--- start AVAILABLE RECORDS ---

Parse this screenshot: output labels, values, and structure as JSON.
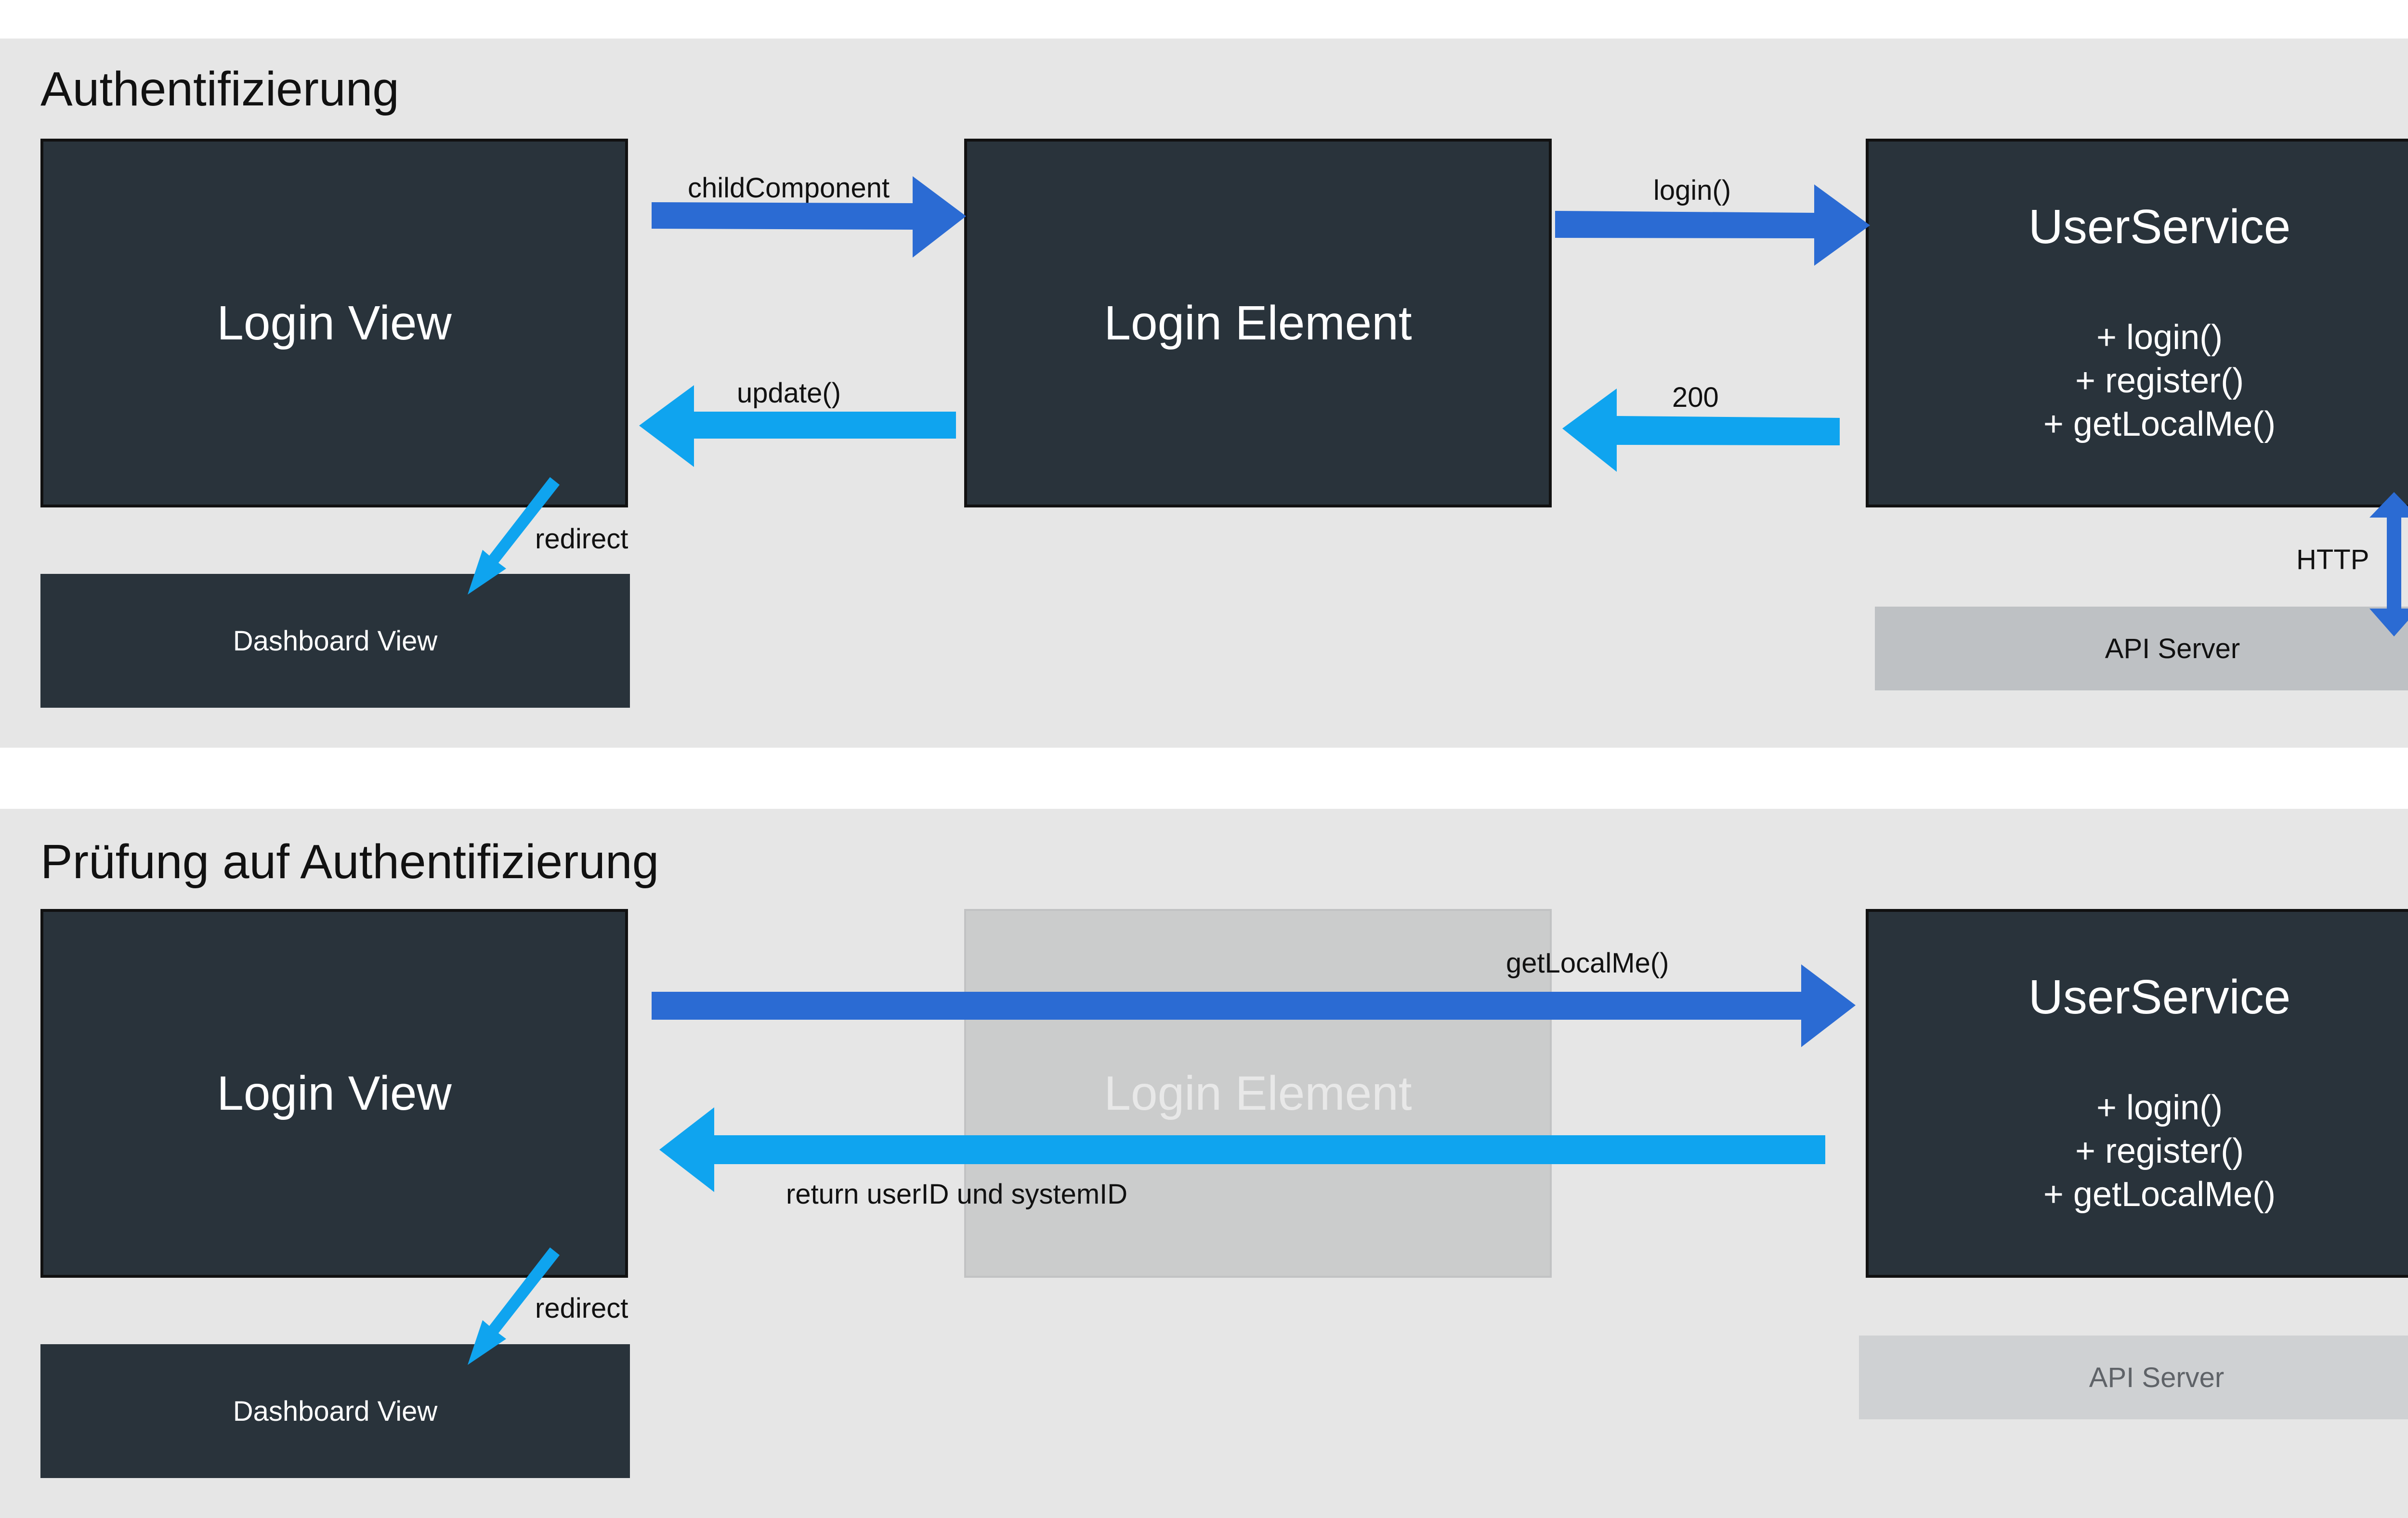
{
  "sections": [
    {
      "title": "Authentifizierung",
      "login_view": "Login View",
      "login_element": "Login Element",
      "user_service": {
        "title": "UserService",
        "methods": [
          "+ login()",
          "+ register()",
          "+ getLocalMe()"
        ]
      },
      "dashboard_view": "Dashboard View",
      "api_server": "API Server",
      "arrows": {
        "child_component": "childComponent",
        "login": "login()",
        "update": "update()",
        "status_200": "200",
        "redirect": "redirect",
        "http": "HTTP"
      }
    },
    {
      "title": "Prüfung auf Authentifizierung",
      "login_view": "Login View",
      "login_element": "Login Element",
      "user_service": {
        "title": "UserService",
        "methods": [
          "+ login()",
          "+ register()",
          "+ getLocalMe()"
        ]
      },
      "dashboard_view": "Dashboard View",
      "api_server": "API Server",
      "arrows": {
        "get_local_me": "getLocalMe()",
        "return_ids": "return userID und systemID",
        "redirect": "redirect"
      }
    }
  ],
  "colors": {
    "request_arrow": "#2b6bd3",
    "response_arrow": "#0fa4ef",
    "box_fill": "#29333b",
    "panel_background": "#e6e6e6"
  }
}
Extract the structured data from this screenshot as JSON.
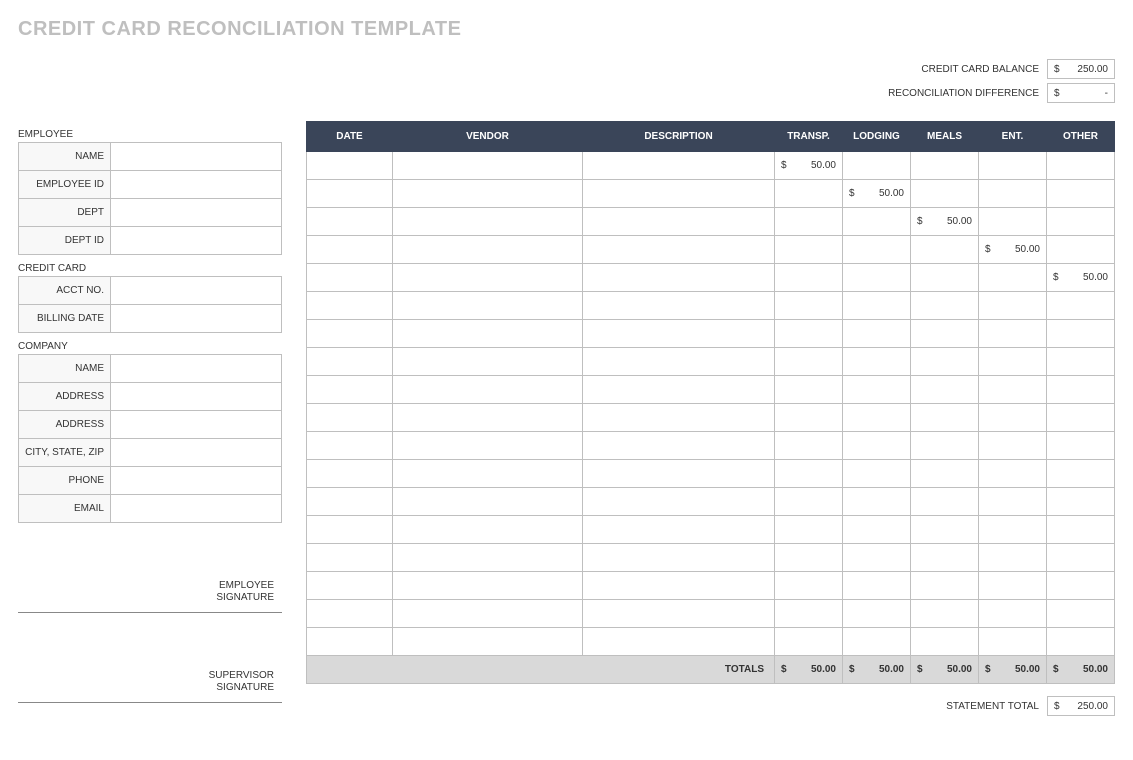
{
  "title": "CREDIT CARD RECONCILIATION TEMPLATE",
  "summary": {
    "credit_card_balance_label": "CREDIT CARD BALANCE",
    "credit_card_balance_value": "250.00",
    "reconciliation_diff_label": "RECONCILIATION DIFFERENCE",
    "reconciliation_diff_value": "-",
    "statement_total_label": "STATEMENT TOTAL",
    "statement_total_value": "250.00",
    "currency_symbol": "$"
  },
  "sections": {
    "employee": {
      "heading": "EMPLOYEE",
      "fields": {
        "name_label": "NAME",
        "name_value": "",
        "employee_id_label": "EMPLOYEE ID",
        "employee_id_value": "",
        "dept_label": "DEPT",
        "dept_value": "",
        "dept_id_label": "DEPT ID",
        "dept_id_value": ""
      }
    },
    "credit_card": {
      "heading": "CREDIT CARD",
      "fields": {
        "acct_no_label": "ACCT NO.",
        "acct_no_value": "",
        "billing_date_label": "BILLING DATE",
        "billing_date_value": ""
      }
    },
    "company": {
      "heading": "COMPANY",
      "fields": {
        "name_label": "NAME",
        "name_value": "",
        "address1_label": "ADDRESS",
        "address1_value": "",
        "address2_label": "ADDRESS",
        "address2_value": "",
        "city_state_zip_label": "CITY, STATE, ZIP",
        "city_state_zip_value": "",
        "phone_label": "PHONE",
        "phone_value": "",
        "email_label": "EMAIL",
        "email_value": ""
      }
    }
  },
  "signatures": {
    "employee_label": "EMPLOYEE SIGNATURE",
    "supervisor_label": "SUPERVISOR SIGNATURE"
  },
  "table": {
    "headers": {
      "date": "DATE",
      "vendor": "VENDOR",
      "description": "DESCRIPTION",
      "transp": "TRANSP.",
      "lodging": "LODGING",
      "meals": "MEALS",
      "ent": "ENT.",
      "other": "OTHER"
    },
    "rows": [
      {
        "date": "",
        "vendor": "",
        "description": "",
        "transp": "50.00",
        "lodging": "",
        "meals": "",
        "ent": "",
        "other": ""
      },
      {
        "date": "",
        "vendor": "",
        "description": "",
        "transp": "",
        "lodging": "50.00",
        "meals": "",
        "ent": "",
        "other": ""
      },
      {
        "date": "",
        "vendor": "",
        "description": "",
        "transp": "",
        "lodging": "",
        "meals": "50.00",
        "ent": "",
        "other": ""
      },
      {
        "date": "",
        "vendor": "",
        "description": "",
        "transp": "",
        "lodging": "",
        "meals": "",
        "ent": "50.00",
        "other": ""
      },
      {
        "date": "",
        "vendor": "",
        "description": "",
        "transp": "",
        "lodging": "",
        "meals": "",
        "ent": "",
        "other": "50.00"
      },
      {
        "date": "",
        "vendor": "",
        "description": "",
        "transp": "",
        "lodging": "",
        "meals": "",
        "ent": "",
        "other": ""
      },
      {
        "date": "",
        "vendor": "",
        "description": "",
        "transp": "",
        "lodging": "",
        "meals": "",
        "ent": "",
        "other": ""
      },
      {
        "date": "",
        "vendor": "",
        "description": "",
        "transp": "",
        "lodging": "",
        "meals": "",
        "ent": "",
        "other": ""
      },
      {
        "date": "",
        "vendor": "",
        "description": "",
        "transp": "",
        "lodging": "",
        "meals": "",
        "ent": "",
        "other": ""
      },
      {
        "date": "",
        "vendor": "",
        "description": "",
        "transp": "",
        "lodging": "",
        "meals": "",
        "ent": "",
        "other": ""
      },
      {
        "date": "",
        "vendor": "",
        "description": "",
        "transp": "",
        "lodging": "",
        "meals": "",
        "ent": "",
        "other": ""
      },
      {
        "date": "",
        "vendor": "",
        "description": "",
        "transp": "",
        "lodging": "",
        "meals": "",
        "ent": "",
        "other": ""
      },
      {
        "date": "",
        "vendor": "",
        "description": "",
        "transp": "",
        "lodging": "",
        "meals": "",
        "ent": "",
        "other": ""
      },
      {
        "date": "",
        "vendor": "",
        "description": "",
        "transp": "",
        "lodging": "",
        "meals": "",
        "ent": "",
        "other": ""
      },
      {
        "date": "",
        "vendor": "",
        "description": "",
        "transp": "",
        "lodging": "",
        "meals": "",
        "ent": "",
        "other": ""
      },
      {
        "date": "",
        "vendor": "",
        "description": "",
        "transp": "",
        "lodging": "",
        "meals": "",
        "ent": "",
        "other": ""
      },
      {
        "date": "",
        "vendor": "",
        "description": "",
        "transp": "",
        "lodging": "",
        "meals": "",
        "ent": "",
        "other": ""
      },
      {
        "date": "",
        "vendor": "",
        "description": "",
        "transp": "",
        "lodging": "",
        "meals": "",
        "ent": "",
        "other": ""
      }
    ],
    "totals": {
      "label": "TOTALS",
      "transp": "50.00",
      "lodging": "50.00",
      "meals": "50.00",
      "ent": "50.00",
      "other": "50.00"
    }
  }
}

--- end AVAILABLE RECORDS ---

§ **WRITTEN REQUEST**:
Each entry shown above must be quoted exactly, with its pictures left out.

§ **RESULT FOR THIS EXERCISE**:
Parse this screenshot: output labels, values, and structure as JSON.
{
  "sections": [
    {
      "title": "Authentifizierung",
      "login_view": "Login View",
      "login_element": "Login Element",
      "user_service": {
        "title": "UserService",
        "methods": [
          "+ login()",
          "+ register()",
          "+ getLocalMe()"
        ]
      },
      "dashboard_view": "Dashboard View",
      "api_server": "API Server",
      "arrows": {
        "child_component": "childComponent",
        "login": "login()",
        "update": "update()",
        "status_200": "200",
        "redirect": "redirect",
        "http": "HTTP"
      }
    },
    {
      "title": "Prüfung auf Authentifizierung",
      "login_view": "Login View",
      "login_element": "Login Element",
      "user_service": {
        "title": "UserService",
        "methods": [
          "+ login()",
          "+ register()",
          "+ getLocalMe()"
        ]
      },
      "dashboard_view": "Dashboard View",
      "api_server": "API Server",
      "arrows": {
        "get_local_me": "getLocalMe()",
        "return_ids": "return userID und systemID",
        "redirect": "redirect"
      }
    }
  ],
  "colors": {
    "request_arrow": "#2b6bd3",
    "response_arrow": "#0fa4ef",
    "box_fill": "#29333b",
    "panel_background": "#e6e6e6"
  }
}
Extract the structured data from this screenshot as JSON.
{
  "title": "CREDIT CARD RECONCILIATION TEMPLATE",
  "summary": {
    "credit_card_balance_label": "CREDIT CARD BALANCE",
    "credit_card_balance_value": "250.00",
    "reconciliation_diff_label": "RECONCILIATION DIFFERENCE",
    "reconciliation_diff_value": "-",
    "statement_total_label": "STATEMENT TOTAL",
    "statement_total_value": "250.00",
    "currency_symbol": "$"
  },
  "sections": {
    "employee": {
      "heading": "EMPLOYEE",
      "fields": {
        "name_label": "NAME",
        "name_value": "",
        "employee_id_label": "EMPLOYEE ID",
        "employee_id_value": "",
        "dept_label": "DEPT",
        "dept_value": "",
        "dept_id_label": "DEPT ID",
        "dept_id_value": ""
      }
    },
    "credit_card": {
      "heading": "CREDIT CARD",
      "fields": {
        "acct_no_label": "ACCT NO.",
        "acct_no_value": "",
        "billing_date_label": "BILLING DATE",
        "billing_date_value": ""
      }
    },
    "company": {
      "heading": "COMPANY",
      "fields": {
        "name_label": "NAME",
        "name_value": "",
        "address1_label": "ADDRESS",
        "address1_value": "",
        "address2_label": "ADDRESS",
        "address2_value": "",
        "city_state_zip_label": "CITY, STATE, ZIP",
        "city_state_zip_value": "",
        "phone_label": "PHONE",
        "phone_value": "",
        "email_label": "EMAIL",
        "email_value": ""
      }
    }
  },
  "signatures": {
    "employee_label": "EMPLOYEE SIGNATURE",
    "supervisor_label": "SUPERVISOR SIGNATURE"
  },
  "table": {
    "headers": {
      "date": "DATE",
      "vendor": "VENDOR",
      "description": "DESCRIPTION",
      "transp": "TRANSP.",
      "lodging": "LODGING",
      "meals": "MEALS",
      "ent": "ENT.",
      "other": "OTHER"
    },
    "rows": [
      {
        "date": "",
        "vendor": "",
        "description": "",
        "transp": "50.00",
        "lodging": "",
        "meals": "",
        "ent": "",
        "other": ""
      },
      {
        "date": "",
        "vendor": "",
        "description": "",
        "transp": "",
        "lodging": "50.00",
        "meals": "",
        "ent": "",
        "other": ""
      },
      {
        "date": "",
        "vendor": "",
        "description": "",
        "transp": "",
        "lodging": "",
        "meals": "50.00",
        "ent": "",
        "other": ""
      },
      {
        "date": "",
        "vendor": "",
        "description": "",
        "transp": "",
        "lodging": "",
        "meals": "",
        "ent": "50.00",
        "other": ""
      },
      {
        "date": "",
        "vendor": "",
        "description": "",
        "transp": "",
        "lodging": "",
        "meals": "",
        "ent": "",
        "other": "50.00"
      },
      {
        "date": "",
        "vendor": "",
        "description": "",
        "transp": "",
        "lodging": "",
        "meals": "",
        "ent": "",
        "other": ""
      },
      {
        "date": "",
        "vendor": "",
        "description": "",
        "transp": "",
        "lodging": "",
        "meals": "",
        "ent": "",
        "other": ""
      },
      {
        "date": "",
        "vendor": "",
        "description": "",
        "transp": "",
        "lodging": "",
        "meals": "",
        "ent": "",
        "other": ""
      },
      {
        "date": "",
        "vendor": "",
        "description": "",
        "transp": "",
        "lodging": "",
        "meals": "",
        "ent": "",
        "other": ""
      },
      {
        "date": "",
        "vendor": "",
        "description": "",
        "transp": "",
        "lodging": "",
        "meals": "",
        "ent": "",
        "other": ""
      },
      {
        "date": "",
        "vendor": "",
        "description": "",
        "transp": "",
        "lodging": "",
        "meals": "",
        "ent": "",
        "other": ""
      },
      {
        "date": "",
        "vendor": "",
        "description": "",
        "transp": "",
        "lodging": "",
        "meals": "",
        "ent": "",
        "other": ""
      },
      {
        "date": "",
        "vendor": "",
        "description": "",
        "transp": "",
        "lodging": "",
        "meals": "",
        "ent": "",
        "other": ""
      },
      {
        "date": "",
        "vendor": "",
        "description": "",
        "transp": "",
        "lodging": "",
        "meals": "",
        "ent": "",
        "other": ""
      },
      {
        "date": "",
        "vendor": "",
        "description": "",
        "transp": "",
        "lodging": "",
        "meals": "",
        "ent": "",
        "other": ""
      },
      {
        "date": "",
        "vendor": "",
        "description": "",
        "transp": "",
        "lodging": "",
        "meals": "",
        "ent": "",
        "other": ""
      },
      {
        "date": "",
        "vendor": "",
        "description": "",
        "transp": "",
        "lodging": "",
        "meals": "",
        "ent": "",
        "other": ""
      },
      {
        "date": "",
        "vendor": "",
        "description": "",
        "transp": "",
        "lodging": "",
        "meals": "",
        "ent": "",
        "other": ""
      }
    ],
    "totals": {
      "label": "TOTALS",
      "transp": "50.00",
      "lodging": "50.00",
      "meals": "50.00",
      "ent": "50.00",
      "other": "50.00"
    }
  }
}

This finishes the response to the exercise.